Data entries

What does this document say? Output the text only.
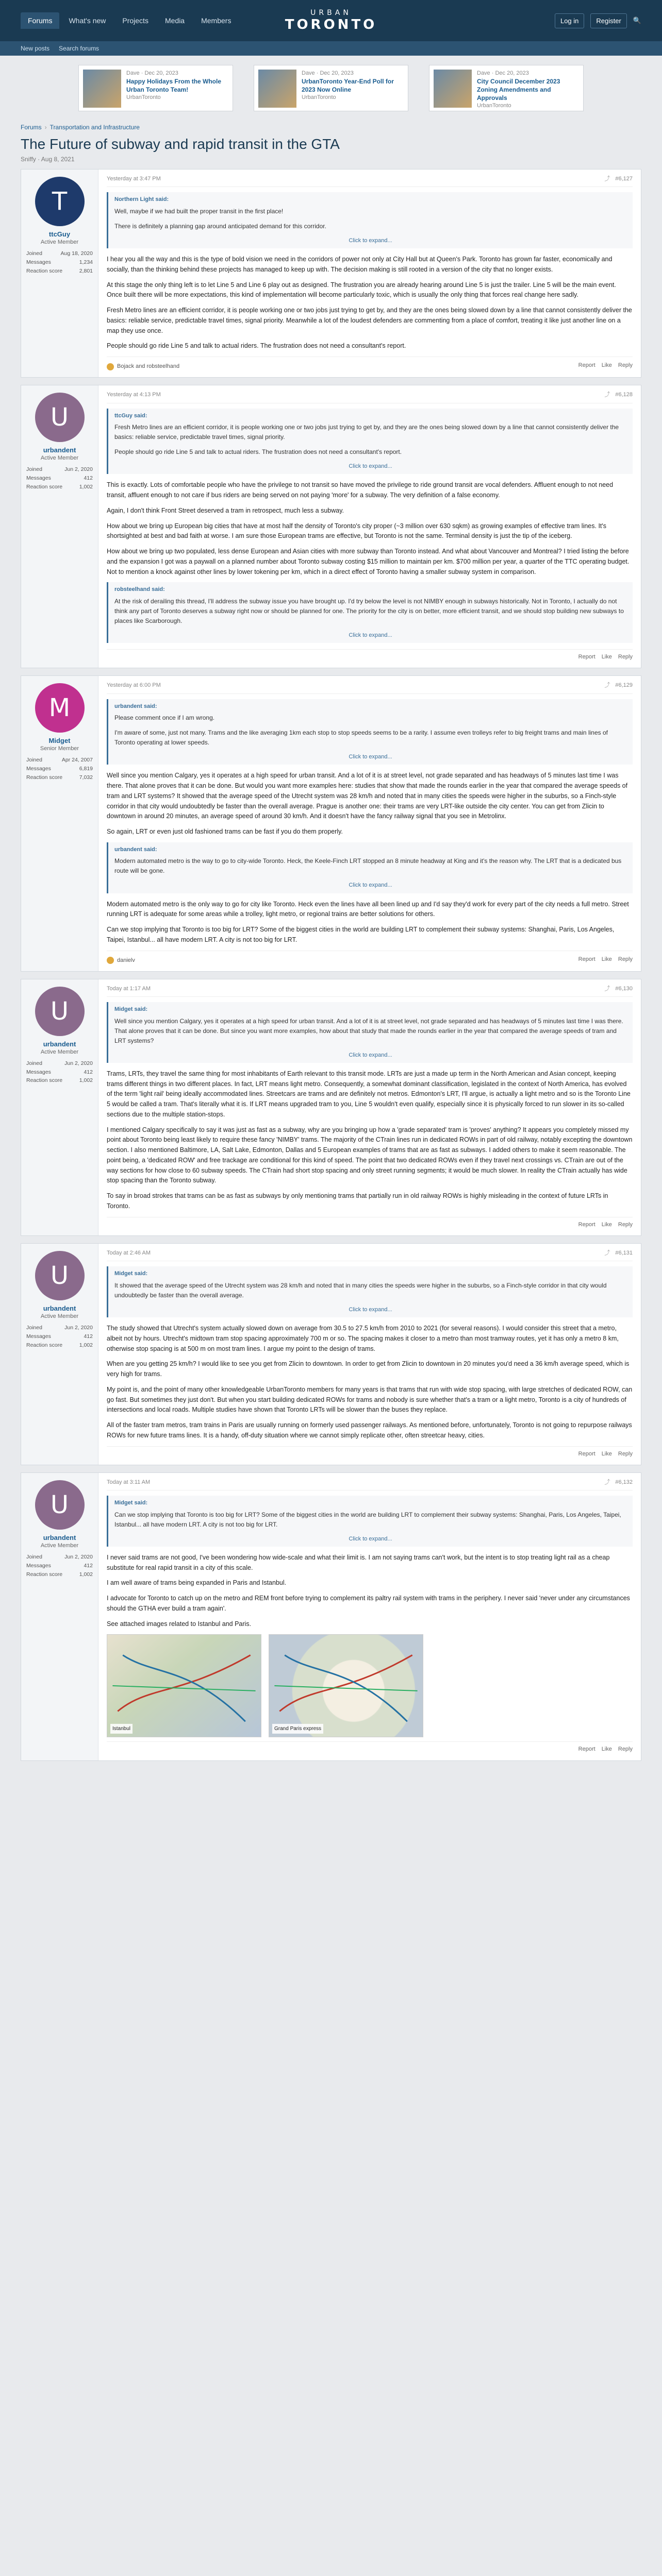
Forums	What's new	Projects	Media	Members
URBAN
TORONTO	Log in	Register	🔍
New posts Search forums
Dave · Dec 20, 2023
Happy Holidays From the Whole Urban Toronto Team!
UrbanToronto
Dave · Dec 20, 2023
UrbanToronto Year-End Poll for 2023 Now Online
UrbanToronto
Dave · Dec 20, 2023
City Council December 2023 Zoning Amendments and Approvals
UrbanToronto
Forums › Transportation and Infrastructure
The Future of subway and rapid transit in the GTA
Sniffy · Aug 8, 2021
T
ttcGuy
Active Member
Joined	Aug 18, 2020
Messages	1,234
Reaction score	2,801
Yesterday at 3:47 PM	⤴ #6,127
Northern Light said:

Well, maybe if we had built the proper transit in the first place!

There is definitely a planning gap around anticipated demand for this corridor.

Click to expand...

I hear you all the way and this is the type of bold vision we need in the corridors of power not only at City Hall but at Queen's Park. Toronto has grown far faster, economically and socially, than the thinking behind these projects has managed to keep up with. The decision making is still rooted in a version of the city that no longer exists.

At this stage the only thing left is to let Line 5 and Line 6 play out as designed. The frustration you are already hearing around Line 5 is just the trailer. Line 5 will be the main event. Once built there will be more expectations, this kind of implementation will become particularly toxic, which is usually the only thing that forces real change here sadly.

Fresh Metro lines are an efficient corridor, it is people working one or two jobs just trying to get by, and they are the ones being slowed down by a line that cannot consistently deliver the basics: reliable service, predictable travel times, signal priority. Meanwhile a lot of the loudest defenders are commenting from a place of comfort, treating it like just another line on a map they use once.

People should go ride Line 5 and talk to actual riders. The frustration does not need a consultant's report.

Bojack and robsteelhand	Report Like Reply
U
urbandent
Active Member
Joined	Jun 2, 2020
Messages	412
Reaction score	1,002
Yesterday at 4:13 PM	⤴ #6,128
ttcGuy said:

Fresh Metro lines are an efficient corridor, it is people working one or two jobs just trying to get by, and they are the ones being slowed down by a line that cannot consistently deliver the basics: reliable service, predictable travel times, signal priority.

People should go ride Line 5 and talk to actual riders. The frustration does not need a consultant's report.

Click to expand...

This is exactly. Lots of comfortable people who have the privilege to not transit so have moved the privilege to ride ground transit are vocal defenders. Affluent enough to not need transit, affluent enough to not care if bus riders are being served on not paying 'more' for a subway. The very definition of a false economy.

Again, I don't think Front Street deserved a tram in retrospect, much less a subway.

How about we bring up European big cities that have at most half the density of Toronto's city proper (~3 million over 630 sqkm) as growing examples of effective tram lines. It's shortsighted at best and bad faith at worse. I am sure those European trams are effective, but Toronto is not the same. Terminal density is just the tip of the iceberg.

How about we bring up two populated, less dense European and Asian cities with more subway than Toronto instead. And what about Vancouver and Montreal? I tried listing the before and the expansion I got was a paywall on a planned number about Toronto subway costing $15 million to maintain per km. $700 million per year, a quarter of the TTC operating budget. Not to mention a knock against other lines by lower tokening per km, which in a direct effect of Toronto having a smaller subway system in comparison.

robsteelhand said:

At the risk of derailing this thread, I'll address the subway issue you have brought up. I'd try below the level is not NIMBY enough in subways historically. Not in Toronto, I actually do not think any part of Toronto deserves a subway right now or should be planned for one. The priority for the city is on better, more efficient transit, and we should stop building new subways to places like Scarborough.

Click to expand...
Report Like Reply
M
Midget
Senior Member
Joined	Apr 24, 2007
Messages	6,819
Reaction score	7,032
Yesterday at 6:00 PM	⤴ #6,129
urbandent said:

Please comment once if I am wrong.

I'm aware of some, just not many. Trams and the like averaging 1km each stop to stop speeds seems to be a rarity. I assume even trolleys refer to big freight trams and main lines of Toronto operating at lower speeds.

Click to expand...

Well since you mention Calgary, yes it operates at a high speed for urban transit. And a lot of it is at street level, not grade separated and has headways of 5 minutes last time I was there. That alone proves that it can be done. But would you want more examples here: studies that show that made the rounds earlier in the year that compared the average speeds of tram and LRT systems? It showed that the average speed of the Utrecht system was 28 km/h and noted that in many cities the speeds were higher in the suburbs, so a Finch-style corridor in that city would undoubtedly be faster than the overall average. Prague is another one: their trams are very LRT-like outside the city center. You can get from Zlicin to downtown in around 20 minutes, an average speed of around 30 km/h. And it doesn't have the fancy railway signal that you see in Metrolinx.

So again, LRT or even just old fashioned trams can be fast if you do them properly.

urbandent said:

Modern automated metro is the way to go to city-wide Toronto. Heck, the Keele-Finch LRT stopped an 8 minute headway at King and it's the reason why. The LRT that is a dedicated bus route will be gone.

Click to expand...

Modern automated metro is the only way to go for city like Toronto. Heck even the lines have all been lined up and I'd say they'd work for every part of the city needs a full metro. Street running LRT is adequate for some areas while a trolley, light metro, or regional trains are better solutions for others.

Can we stop implying that Toronto is too big for LRT? Some of the biggest cities in the world are building LRT to complement their subway systems: Shanghai, Paris, Los Angeles, Taipei, Istanbul... all have modern LRT. A city is not too big for LRT.

danielv	Report Like Reply
U
urbandent
Active Member
Joined	Jun 2, 2020
Messages	412
Reaction score	1,002
Today at 1:17 AM	⤴ #6,130
Midget said:

Well since you mention Calgary, yes it operates at a high speed for urban transit. And a lot of it is at street level, not grade separated and has headways of 5 minutes last time I was there. That alone proves that it can be done. But since you want more examples, how about that study that made the rounds earlier in the year that compared the average speeds of tram and LRT systems?

Click to expand...

Trams, LRTs, they travel the same thing for most inhabitants of Earth relevant to this transit mode. LRTs are just a made up term in the North American and Asian concept, keeping trams different things in two different places. In fact, LRT means light metro. Consequently, a somewhat dominant classification, legislated in the context of North America, has evolved of the term 'light rail' being ideally accommodated lines. Streetcars are trams and are definitely not metros. Edmonton's LRT, I'll argue, is actually a light metro and so is the Toronto Line 5 would be called a tram. That's literally what it is. If LRT means upgraded tram to you, Line 5 wouldn't even qualify, especially since it is physically forced to run slower in its so-called sections due to the multiple station-stops.

I mentioned Calgary specifically to say it was just as fast as a subway, why are you bringing up how a 'grade separated' tram is 'proves' anything? It appears you completely missed my point about Toronto being least likely to require these fancy 'NIMBY' trams. The majority of the CTrain lines run in dedicated ROWs in part of old railway, notably excepting the downtown section. I also mentioned Baltimore, LA, Salt Lake, Edmonton, Dallas and 5 European examples of trams that are as fast as subways. I added others to make it seem reasonable. The point being, a 'dedicated ROW' and free trackage are conditional for this kind of speed. The point that two dedicated ROWs even if they travel next crossings vs. CTrain are out of the way sections for how close to 60 subway speeds. The CTrain had short stop spacing and only street running segments; it would be much slower. In reality the CTrain actually has wide stop spacing than the Toronto subway.

To say in broad strokes that trams can be as fast as subways by only mentioning trams that partially run in old railway ROWs is highly misleading in the context of future LRTs in Toronto.

Report Like Reply
U
urbandent
Active Member
Joined	Jun 2, 2020
Messages	412
Reaction score	1,002
Today at 2:46 AM	⤴ #6,131
Midget said:

It showed that the average speed of the Utrecht system was 28 km/h and noted that in many cities the speeds were higher in the suburbs, so a Finch-style corridor in that city would undoubtedly be faster than the overall average.

Click to expand...

The study showed that Utrecht's system actually slowed down on average from 30.5 to 27.5 km/h from 2010 to 2021 (for several reasons). I would consider this street that a metro, albeit not by hours. Utrecht's midtown tram stop spacing approximately 700 m or so. The spacing makes it closer to a metro than most tramway routes, yet it has only a metro 8 km, otherwise stop spacing is at 500 m on most tram lines. I argue my point to the design of trams.

When are you getting 25 km/h? I would like to see you get from Zlicin to downtown. In order to get from Zlicin to downtown in 20 minutes you'd need a 36 km/h average speed, which is very high for trams.

My point is, and the point of many other knowledgeable UrbanToronto members for many years is that trams that run with wide stop spacing, with large stretches of dedicated ROW, can go fast. But sometimes they just don't. But when you start building dedicated ROWs for trams and nobody is sure whether that's a tram or a light metro, Toronto is a city of hundreds of intersections and local roads. Multiple studies have shown that Toronto LRTs will be slower than the buses they replace.

All of the faster tram metros, tram trains in Paris are usually running on formerly used passenger railways. As mentioned before, unfortunately, Toronto is not going to repurpose railways ROWs for new future trams lines. It is a handy, off-duty situation where we cannot simply replicate other, often streetcar heavy, cities.

Report Like Reply
U
urbandent
Active Member
Joined	Jun 2, 2020
Messages	412
Reaction score	1,002
Today at 3:11 AM	⤴ #6,132
Midget said:

Can we stop implying that Toronto is too big for LRT? Some of the biggest cities in the world are building LRT to complement their subway systems: Shanghai, Paris, Los Angeles, Taipei, Istanbul... all have modern LRT. A city is not too big for LRT.

Click to expand...

I never said trams are not good, I've been wondering how wide-scale and what their limit is. I am not saying trams can't work, but the intent is to stop treating light rail as a cheap substitute for real rapid transit in a city of this scale.

I am well aware of trams being expanded in Paris and Istanbul.

I advocate for Toronto to catch up on the metro and REM front before trying to complement its paltry rail system with trams in the periphery. I never said 'never under any circumstances should the GTHA ever build a tram again'.

See attached images related to Istanbul and Paris.

Istanbul	Grand Paris express
Report Like Reply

(What to do) Check each line of the records above for the word "aware", then give the number of lines that have it, with no other words.

(Exercise response) 2